— START EXTRACTED ENTRIES —
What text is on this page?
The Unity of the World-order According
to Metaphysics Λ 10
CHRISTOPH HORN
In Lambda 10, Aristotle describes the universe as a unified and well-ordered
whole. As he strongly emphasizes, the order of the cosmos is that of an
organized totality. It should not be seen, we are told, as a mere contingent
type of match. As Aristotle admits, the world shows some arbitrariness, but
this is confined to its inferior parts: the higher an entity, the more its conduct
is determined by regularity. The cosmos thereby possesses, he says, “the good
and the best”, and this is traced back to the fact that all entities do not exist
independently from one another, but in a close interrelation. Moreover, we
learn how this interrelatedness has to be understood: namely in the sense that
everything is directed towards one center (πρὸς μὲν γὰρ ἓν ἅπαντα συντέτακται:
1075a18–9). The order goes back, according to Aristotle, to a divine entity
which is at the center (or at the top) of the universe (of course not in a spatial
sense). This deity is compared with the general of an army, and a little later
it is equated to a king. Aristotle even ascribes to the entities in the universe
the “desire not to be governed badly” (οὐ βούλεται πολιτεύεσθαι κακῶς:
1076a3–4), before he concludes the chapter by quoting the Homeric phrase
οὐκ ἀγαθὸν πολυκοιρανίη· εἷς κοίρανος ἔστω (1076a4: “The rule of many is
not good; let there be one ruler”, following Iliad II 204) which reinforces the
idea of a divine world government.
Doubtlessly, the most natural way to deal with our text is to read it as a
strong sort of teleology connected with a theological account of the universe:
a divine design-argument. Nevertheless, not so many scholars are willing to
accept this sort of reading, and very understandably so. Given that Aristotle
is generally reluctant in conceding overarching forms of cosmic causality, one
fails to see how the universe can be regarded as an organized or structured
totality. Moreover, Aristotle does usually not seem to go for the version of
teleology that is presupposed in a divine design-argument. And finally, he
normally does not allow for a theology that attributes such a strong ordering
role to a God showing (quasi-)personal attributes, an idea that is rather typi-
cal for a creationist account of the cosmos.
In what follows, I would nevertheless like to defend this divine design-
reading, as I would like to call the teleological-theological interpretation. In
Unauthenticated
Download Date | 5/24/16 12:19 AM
— END EXTRACTED ENTRIES —
• WHAT THE TASK REQUIRES: Write out every record shown above, word for word.

• SOLUTION TO THE PROBLEM:
What text is on this page?
The Unity of the World-order According
to Metaphysics Λ 10
CHRISTOPH HORN
In Lambda 10, Aristotle describes the universe as a unified and well-ordered
whole. As he strongly emphasizes, the order of the cosmos is that of an
organized totality. It should not be seen, we are told, as a mere contingent
type of match. As Aristotle admits, the world shows some arbitrariness, but
this is confined to its inferior parts: the higher an entity, the more its conduct
is determined by regularity. The cosmos thereby possesses, he says, “the good
and the best”, and this is traced back to the fact that all entities do not exist
independently from one another, but in a close interrelation. Moreover, we
learn how this interrelatedness has to be understood: namely in the sense that
everything is directed towards one center (πρὸς μὲν γὰρ ἓν ἅπαντα συντέτακται:
1075a18–9). The order goes back, according to Aristotle, to a divine entity
which is at the center (or at the top) of the universe (of course not in a spatial
sense). This deity is compared with the general of an army, and a little later
it is equated to a king. Aristotle even ascribes to the entities in the universe
the “desire not to be governed badly” (οὐ βούλεται πολιτεύεσθαι κακῶς:
1076a3–4), before he concludes the chapter by quoting the Homeric phrase
οὐκ ἀγαθὸν πολυκοιρανίη· εἷς κοίρανος ἔστω (1076a4: “The rule of many is
not good; let there be one ruler”, following Iliad II 204) which reinforces the
idea of a divine world government.
Doubtlessly, the most natural way to deal with our text is to read it as a
strong sort of teleology connected with a theological account of the universe:
a divine design-argument. Nevertheless, not so many scholars are willing to
accept this sort of reading, and very understandably so. Given that Aristotle
is generally reluctant in conceding overarching forms of cosmic causality, one
fails to see how the universe can be regarded as an organized or structured
totality. Moreover, Aristotle does usually not seem to go for the version of
teleology that is presupposed in a divine design-argument. And finally, he
normally does not allow for a theology that attributes such a strong ordering
role to a God showing (quasi-)personal attributes, an idea that is rather typi-
cal for a creationist account of the cosmos.
In what follows, I would nevertheless like to defend this divine design-
reading, as I would like to call the teleological-theological interpretation. In
Unauthenticated
Download Date | 5/24/16 12:19 AM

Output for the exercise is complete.